--- Extracted data ---
— Start —

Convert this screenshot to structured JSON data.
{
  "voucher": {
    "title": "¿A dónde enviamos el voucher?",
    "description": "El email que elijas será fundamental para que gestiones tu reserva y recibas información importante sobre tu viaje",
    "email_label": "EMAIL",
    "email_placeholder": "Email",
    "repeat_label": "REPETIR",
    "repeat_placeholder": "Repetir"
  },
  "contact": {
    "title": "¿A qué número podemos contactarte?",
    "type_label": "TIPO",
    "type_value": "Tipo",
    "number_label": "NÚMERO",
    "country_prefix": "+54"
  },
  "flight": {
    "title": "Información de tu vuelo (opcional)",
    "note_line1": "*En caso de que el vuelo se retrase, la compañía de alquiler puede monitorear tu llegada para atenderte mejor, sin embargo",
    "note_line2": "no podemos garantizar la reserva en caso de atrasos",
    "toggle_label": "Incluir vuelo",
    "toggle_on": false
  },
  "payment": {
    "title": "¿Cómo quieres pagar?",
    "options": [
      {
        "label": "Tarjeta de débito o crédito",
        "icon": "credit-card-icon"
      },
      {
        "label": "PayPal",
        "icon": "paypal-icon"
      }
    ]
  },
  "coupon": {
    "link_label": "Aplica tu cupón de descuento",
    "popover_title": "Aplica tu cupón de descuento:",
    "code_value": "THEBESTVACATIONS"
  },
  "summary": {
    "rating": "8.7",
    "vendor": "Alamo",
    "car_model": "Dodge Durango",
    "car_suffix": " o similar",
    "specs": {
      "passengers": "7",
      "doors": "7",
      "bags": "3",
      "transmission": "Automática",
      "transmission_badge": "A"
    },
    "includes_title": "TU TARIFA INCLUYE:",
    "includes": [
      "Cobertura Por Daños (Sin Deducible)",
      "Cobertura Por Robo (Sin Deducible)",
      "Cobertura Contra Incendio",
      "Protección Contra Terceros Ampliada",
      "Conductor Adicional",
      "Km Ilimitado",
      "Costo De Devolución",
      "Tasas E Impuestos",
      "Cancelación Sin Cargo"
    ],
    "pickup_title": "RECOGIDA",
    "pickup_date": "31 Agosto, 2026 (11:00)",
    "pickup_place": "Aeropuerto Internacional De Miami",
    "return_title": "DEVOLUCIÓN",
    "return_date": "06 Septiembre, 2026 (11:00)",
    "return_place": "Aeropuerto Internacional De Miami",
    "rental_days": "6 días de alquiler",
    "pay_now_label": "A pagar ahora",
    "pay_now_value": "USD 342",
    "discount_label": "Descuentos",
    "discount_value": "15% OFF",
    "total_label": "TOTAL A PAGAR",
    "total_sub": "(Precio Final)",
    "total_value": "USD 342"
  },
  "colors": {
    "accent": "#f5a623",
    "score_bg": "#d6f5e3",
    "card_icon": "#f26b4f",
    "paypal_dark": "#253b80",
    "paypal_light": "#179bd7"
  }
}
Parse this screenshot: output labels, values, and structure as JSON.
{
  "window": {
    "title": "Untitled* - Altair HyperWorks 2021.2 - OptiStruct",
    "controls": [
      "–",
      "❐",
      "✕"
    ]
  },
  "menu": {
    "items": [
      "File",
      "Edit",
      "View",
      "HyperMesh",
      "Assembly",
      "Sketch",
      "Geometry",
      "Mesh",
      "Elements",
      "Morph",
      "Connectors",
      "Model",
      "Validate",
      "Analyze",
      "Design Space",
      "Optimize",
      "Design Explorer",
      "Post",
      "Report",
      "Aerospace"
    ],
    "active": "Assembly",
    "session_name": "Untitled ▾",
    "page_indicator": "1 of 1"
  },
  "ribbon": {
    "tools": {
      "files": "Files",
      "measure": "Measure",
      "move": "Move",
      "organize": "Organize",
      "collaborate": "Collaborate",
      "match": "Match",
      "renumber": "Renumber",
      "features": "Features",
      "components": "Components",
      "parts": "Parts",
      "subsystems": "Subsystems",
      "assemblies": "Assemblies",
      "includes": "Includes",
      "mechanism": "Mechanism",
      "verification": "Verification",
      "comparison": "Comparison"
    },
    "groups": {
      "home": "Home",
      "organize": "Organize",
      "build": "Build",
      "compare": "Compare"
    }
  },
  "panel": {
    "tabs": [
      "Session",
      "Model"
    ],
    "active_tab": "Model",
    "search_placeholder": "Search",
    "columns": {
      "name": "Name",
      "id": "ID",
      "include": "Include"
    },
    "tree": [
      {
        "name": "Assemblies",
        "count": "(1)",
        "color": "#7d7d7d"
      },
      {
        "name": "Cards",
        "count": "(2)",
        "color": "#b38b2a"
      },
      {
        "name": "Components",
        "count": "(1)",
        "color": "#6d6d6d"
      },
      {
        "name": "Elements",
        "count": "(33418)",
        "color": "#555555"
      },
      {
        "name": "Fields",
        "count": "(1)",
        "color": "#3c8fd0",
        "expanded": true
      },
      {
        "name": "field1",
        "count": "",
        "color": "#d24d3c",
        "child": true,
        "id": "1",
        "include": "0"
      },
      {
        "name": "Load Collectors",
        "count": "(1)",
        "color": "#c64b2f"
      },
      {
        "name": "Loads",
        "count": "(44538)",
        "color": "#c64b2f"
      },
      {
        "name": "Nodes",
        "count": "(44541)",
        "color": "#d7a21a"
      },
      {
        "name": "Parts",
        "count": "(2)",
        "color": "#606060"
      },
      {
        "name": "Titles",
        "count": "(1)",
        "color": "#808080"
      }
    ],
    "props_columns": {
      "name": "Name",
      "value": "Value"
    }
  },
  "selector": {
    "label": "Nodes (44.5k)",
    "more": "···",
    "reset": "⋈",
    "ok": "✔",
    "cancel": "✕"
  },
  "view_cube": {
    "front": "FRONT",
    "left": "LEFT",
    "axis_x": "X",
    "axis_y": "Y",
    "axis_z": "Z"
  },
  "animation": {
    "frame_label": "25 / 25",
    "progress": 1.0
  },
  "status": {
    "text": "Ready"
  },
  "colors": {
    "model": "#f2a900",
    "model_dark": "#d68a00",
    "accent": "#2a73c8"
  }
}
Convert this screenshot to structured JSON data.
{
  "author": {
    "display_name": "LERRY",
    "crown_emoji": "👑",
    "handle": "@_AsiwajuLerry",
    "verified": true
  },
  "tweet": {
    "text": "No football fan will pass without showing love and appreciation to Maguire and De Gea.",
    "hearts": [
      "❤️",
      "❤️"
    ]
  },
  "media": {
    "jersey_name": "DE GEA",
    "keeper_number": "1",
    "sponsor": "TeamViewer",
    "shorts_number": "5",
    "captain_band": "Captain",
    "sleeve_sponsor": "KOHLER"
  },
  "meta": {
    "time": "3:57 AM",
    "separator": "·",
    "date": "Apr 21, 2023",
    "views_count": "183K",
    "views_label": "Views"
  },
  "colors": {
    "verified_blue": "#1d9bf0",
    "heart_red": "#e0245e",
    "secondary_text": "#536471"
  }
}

— End —

--- What is being asked ---
Output all of the material, please, exactly as it stands.

--- Output for this task ---
Convert this screenshot to structured JSON data.
{
  "voucher": {
    "title": "¿A dónde enviamos el voucher?",
    "description": "El email que elijas será fundamental para que gestiones tu reserva y recibas información importante sobre tu viaje",
    "email_label": "EMAIL",
    "email_placeholder": "Email",
    "repeat_label": "REPETIR",
    "repeat_placeholder": "Repetir"
  },
  "contact": {
    "title": "¿A qué número podemos contactarte?",
    "type_label": "TIPO",
    "type_value": "Tipo",
    "number_label": "NÚMERO",
    "country_prefix": "+54"
  },
  "flight": {
    "title": "Información de tu vuelo (opcional)",
    "note_line1": "*En caso de que el vuelo se retrase, la compañía de alquiler puede monitorear tu llegada para atenderte mejor, sin embargo",
    "note_line2": "no podemos garantizar la reserva en caso de atrasos",
    "toggle_label": "Incluir vuelo",
    "toggle_on": false
  },
  "payment": {
    "title": "¿Cómo quieres pagar?",
    "options": [
      {
        "label": "Tarjeta de débito o crédito",
        "icon": "credit-card-icon"
      },
      {
        "label": "PayPal",
        "icon": "paypal-icon"
      }
    ]
  },
  "coupon": {
    "link_label": "Aplica tu cupón de descuento",
    "popover_title": "Aplica tu cupón de descuento:",
    "code_value": "THEBESTVACATIONS"
  },
  "summary": {
    "rating": "8.7",
    "vendor": "Alamo",
    "car_model": "Dodge Durango",
    "car_suffix": " o similar",
    "specs": {
      "passengers": "7",
      "doors": "7",
      "bags": "3",
      "transmission": "Automática",
      "transmission_badge": "A"
    },
    "includes_title": "TU TARIFA INCLUYE:",
    "includes": [
      "Cobertura Por Daños (Sin Deducible)",
      "Cobertura Por Robo (Sin Deducible)",
      "Cobertura Contra Incendio",
      "Protección Contra Terceros Ampliada",
      "Conductor Adicional",
      "Km Ilimitado",
      "Costo De Devolución",
      "Tasas E Impuestos",
      "Cancelación Sin Cargo"
    ],
    "pickup_title": "RECOGIDA",
    "pickup_date": "31 Agosto, 2026 (11:00)",
    "pickup_place": "Aeropuerto Internacional De Miami",
    "return_title": "DEVOLUCIÓN",
    "return_date": "06 Septiembre, 2026 (11:00)",
    "return_place": "Aeropuerto Internacional De Miami",
    "rental_days": "6 días de alquiler",
    "pay_now_label": "A pagar ahora",
    "pay_now_value": "USD 342",
    "discount_label": "Descuentos",
    "discount_value": "15% OFF",
    "total_label": "TOTAL A PAGAR",
    "total_sub": "(Precio Final)",
    "total_value": "USD 342"
  },
  "colors": {
    "accent": "#f5a623",
    "score_bg": "#d6f5e3",
    "card_icon": "#f26b4f",
    "paypal_dark": "#253b80",
    "paypal_light": "#179bd7"
  }
}
Parse this screenshot: output labels, values, and structure as JSON.
{
  "window": {
    "title": "Untitled* - Altair HyperWorks 2021.2 - OptiStruct",
    "controls": [
      "–",
      "❐",
      "✕"
    ]
  },
  "menu": {
    "items": [
      "File",
      "Edit",
      "View",
      "HyperMesh",
      "Assembly",
      "Sketch",
      "Geometry",
      "Mesh",
      "Elements",
      "Morph",
      "Connectors",
      "Model",
      "Validate",
      "Analyze",
      "Design Space",
      "Optimize",
      "Design Explorer",
      "Post",
      "Report",
      "Aerospace"
    ],
    "active": "Assembly",
    "session_name": "Untitled ▾",
    "page_indicator": "1 of 1"
  },
  "ribbon": {
    "tools": {
      "files": "Files",
      "measure": "Measure",
      "move": "Move",
      "organize": "Organize",
      "collaborate": "Collaborate",
      "match": "Match",
      "renumber": "Renumber",
      "features": "Features",
      "components": "Components",
      "parts": "Parts",
      "subsystems": "Subsystems",
      "assemblies": "Assemblies",
      "includes": "Includes",
      "mechanism": "Mechanism",
      "verification": "Verification",
      "comparison": "Comparison"
    },
    "groups": {
      "home": "Home",
      "organize": "Organize",
      "build": "Build",
      "compare": "Compare"
    }
  },
  "panel": {
    "tabs": [
      "Session",
      "Model"
    ],
    "active_tab": "Model",
    "search_placeholder": "Search",
    "columns": {
      "name": "Name",
      "id": "ID",
      "include": "Include"
    },
    "tree": [
      {
        "name": "Assemblies",
        "count": "(1)",
        "color": "#7d7d7d"
      },
      {
        "name": "Cards",
        "count": "(2)",
        "color": "#b38b2a"
      },
      {
        "name": "Components",
        "count": "(1)",
        "color": "#6d6d6d"
      },
      {
        "name": "Elements",
        "count": "(33418)",
        "color": "#555555"
      },
      {
        "name": "Fields",
        "count": "(1)",
        "color": "#3c8fd0",
        "expanded": true
      },
      {
        "name": "field1",
        "count": "",
        "color": "#d24d3c",
        "child": true,
        "id": "1",
        "include": "0"
      },
      {
        "name": "Load Collectors",
        "count": "(1)",
        "color": "#c64b2f"
      },
      {
        "name": "Loads",
        "count": "(44538)",
        "color": "#c64b2f"
      },
      {
        "name": "Nodes",
        "count": "(44541)",
        "color": "#d7a21a"
      },
      {
        "name": "Parts",
        "count": "(2)",
        "color": "#606060"
      },
      {
        "name": "Titles",
        "count": "(1)",
        "color": "#808080"
      }
    ],
    "props_columns": {
      "name": "Name",
      "value": "Value"
    }
  },
  "selector": {
    "label": "Nodes (44.5k)",
    "more": "···",
    "reset": "⋈",
    "ok": "✔",
    "cancel": "✕"
  },
  "view_cube": {
    "front": "FRONT",
    "left": "LEFT",
    "axis_x": "X",
    "axis_y": "Y",
    "axis_z": "Z"
  },
  "animation": {
    "frame_label": "25 / 25",
    "progress": 1.0
  },
  "status": {
    "text": "Ready"
  },
  "colors": {
    "model": "#f2a900",
    "model_dark": "#d68a00",
    "accent": "#2a73c8"
  }
}
Convert this screenshot to structured JSON data.
{
  "author": {
    "display_name": "LERRY",
    "crown_emoji": "👑",
    "handle": "@_AsiwajuLerry",
    "verified": true
  },
  "tweet": {
    "text": "No football fan will pass without showing love and appreciation to Maguire and De Gea.",
    "hearts": [
      "❤️",
      "❤️"
    ]
  },
  "media": {
    "jersey_name": "DE GEA",
    "keeper_number": "1",
    "sponsor": "TeamViewer",
    "shorts_number": "5",
    "captain_band": "Captain",
    "sleeve_sponsor": "KOHLER"
  },
  "meta": {
    "time": "3:57 AM",
    "separator": "·",
    "date": "Apr 21, 2023",
    "views_count": "183K",
    "views_label": "Views"
  },
  "colors": {
    "verified_blue": "#1d9bf0",
    "heart_red": "#e0245e",
    "secondary_text": "#536471"
  }
}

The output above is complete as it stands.